**Written exercise:**
Gather all lines in the entries that include the word "EMEA".

**Records shown:**
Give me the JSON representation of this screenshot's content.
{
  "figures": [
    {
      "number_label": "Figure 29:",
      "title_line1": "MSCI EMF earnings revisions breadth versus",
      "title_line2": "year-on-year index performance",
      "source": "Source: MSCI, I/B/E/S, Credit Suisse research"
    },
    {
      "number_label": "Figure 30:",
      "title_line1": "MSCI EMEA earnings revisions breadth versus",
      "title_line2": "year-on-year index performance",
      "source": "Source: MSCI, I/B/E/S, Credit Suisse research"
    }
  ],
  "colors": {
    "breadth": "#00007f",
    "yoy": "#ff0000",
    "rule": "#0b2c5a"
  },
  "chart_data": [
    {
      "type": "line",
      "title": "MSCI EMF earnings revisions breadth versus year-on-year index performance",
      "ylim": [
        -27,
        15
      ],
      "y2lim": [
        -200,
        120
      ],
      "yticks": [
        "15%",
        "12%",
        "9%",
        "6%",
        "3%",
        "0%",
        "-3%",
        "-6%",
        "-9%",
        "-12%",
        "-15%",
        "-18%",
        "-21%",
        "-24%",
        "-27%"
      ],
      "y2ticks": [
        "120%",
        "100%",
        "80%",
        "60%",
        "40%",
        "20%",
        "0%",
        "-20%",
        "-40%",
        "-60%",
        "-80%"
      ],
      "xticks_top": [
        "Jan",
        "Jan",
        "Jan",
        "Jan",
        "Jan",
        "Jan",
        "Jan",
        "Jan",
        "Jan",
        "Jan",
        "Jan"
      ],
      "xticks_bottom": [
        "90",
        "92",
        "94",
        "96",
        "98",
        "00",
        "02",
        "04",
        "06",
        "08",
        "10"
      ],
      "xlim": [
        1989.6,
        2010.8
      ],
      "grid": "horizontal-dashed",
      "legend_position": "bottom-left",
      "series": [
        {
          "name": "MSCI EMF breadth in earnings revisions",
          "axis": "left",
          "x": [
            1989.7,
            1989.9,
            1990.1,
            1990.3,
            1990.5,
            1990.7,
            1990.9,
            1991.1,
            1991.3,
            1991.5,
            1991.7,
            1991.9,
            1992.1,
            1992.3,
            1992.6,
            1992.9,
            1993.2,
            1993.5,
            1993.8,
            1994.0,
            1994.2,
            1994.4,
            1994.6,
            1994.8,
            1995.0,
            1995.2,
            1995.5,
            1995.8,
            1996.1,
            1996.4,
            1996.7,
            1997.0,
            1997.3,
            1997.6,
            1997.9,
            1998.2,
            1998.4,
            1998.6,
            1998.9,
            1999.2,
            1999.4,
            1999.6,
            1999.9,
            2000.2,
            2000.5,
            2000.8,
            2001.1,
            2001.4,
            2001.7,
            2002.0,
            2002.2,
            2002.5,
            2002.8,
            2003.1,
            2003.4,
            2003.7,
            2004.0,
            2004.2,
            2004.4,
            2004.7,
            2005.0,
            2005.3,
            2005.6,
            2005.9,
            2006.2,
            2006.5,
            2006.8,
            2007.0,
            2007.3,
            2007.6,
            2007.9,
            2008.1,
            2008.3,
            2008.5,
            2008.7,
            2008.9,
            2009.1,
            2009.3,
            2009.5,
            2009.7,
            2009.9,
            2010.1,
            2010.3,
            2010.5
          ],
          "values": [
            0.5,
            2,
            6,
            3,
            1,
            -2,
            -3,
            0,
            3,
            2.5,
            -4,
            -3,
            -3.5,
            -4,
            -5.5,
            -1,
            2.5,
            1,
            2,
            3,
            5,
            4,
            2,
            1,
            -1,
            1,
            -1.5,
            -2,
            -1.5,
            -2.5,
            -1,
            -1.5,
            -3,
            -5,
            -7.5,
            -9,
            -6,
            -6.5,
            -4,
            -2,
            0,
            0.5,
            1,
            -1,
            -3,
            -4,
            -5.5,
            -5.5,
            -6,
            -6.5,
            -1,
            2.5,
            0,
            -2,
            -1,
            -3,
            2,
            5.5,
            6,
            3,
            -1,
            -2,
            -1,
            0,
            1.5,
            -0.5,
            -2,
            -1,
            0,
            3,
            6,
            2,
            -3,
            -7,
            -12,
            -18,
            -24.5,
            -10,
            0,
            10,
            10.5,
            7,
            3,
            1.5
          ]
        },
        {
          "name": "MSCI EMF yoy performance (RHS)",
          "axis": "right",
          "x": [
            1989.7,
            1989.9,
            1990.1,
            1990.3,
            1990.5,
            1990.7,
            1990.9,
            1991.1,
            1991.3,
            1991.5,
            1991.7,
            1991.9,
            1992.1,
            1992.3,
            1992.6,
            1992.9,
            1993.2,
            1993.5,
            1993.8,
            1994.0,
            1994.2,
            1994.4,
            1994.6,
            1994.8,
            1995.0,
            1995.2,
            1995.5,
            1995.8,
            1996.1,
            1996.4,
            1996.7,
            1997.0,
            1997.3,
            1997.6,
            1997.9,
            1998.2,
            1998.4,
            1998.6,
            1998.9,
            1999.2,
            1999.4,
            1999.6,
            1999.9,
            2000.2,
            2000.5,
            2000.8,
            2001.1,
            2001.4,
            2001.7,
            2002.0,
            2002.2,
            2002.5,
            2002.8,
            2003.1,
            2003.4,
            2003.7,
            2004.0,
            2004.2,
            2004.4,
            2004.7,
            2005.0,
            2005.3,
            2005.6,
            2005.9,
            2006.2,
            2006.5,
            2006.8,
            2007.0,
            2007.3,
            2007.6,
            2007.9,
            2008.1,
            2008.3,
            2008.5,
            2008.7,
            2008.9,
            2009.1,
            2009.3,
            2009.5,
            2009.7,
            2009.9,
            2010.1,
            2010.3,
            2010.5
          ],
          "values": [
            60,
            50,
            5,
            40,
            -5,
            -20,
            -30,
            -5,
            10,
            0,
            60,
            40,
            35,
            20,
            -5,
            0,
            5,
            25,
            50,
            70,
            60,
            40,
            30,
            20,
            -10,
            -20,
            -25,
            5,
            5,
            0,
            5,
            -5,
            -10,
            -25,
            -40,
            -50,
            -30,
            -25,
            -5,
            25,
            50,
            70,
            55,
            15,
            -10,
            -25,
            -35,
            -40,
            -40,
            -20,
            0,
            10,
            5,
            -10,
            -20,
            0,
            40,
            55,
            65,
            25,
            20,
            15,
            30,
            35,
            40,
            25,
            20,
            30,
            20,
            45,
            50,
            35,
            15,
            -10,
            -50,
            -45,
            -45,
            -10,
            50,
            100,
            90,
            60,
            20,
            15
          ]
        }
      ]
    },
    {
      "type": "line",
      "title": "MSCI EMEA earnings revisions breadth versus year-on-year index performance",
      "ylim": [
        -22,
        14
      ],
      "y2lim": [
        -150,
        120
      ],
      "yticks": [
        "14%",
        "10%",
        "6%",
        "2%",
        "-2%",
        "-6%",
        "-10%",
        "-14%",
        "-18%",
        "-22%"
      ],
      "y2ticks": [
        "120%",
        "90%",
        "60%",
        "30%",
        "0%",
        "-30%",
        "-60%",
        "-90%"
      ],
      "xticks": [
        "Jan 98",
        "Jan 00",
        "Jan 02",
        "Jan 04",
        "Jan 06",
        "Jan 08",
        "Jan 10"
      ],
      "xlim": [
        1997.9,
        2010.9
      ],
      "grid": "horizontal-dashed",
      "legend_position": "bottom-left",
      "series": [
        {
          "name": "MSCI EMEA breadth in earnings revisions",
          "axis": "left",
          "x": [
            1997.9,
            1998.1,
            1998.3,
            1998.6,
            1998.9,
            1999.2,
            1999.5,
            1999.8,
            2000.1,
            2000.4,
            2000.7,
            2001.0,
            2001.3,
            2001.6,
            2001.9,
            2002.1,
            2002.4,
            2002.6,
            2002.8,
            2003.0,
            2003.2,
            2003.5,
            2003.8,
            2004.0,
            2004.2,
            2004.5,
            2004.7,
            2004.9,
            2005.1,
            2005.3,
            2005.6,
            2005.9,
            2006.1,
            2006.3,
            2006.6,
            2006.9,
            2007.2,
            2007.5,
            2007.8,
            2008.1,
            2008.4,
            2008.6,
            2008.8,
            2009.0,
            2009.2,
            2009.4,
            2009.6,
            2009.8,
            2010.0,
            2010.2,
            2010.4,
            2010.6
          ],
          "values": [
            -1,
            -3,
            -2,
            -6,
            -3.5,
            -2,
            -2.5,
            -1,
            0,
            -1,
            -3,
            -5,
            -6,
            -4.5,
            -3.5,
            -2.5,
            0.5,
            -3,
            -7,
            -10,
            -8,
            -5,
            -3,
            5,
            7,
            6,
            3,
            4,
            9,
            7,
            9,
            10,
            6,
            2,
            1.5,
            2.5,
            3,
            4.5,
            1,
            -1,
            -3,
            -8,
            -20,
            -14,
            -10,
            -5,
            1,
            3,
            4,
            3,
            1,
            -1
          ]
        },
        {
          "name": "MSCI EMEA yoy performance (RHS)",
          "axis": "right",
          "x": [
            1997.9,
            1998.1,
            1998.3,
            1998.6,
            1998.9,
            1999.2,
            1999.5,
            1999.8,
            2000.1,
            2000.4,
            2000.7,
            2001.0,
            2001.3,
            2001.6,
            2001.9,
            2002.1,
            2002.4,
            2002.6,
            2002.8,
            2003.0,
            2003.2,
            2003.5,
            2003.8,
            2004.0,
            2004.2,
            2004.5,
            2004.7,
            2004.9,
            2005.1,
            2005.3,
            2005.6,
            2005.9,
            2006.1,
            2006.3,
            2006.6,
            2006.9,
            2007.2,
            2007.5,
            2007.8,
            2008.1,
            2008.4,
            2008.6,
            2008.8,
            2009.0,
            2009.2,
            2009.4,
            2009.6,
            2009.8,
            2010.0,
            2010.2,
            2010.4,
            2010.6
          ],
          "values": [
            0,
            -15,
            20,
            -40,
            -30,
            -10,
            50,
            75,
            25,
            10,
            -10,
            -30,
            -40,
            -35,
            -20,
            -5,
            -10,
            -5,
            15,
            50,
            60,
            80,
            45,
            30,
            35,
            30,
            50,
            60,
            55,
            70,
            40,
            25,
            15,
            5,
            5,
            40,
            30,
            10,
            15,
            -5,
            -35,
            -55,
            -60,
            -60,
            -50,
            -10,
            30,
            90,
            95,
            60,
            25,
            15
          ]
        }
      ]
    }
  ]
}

**Complete answer:**
      "title_line1": "MSCI EMEA earnings revisions breadth versus",
      "title": "MSCI EMEA earnings revisions breadth versus year-on-year index performance",
          "name": "MSCI EMEA breadth in earnings revisions",
          "name": "MSCI EMEA yoy performance (RHS)",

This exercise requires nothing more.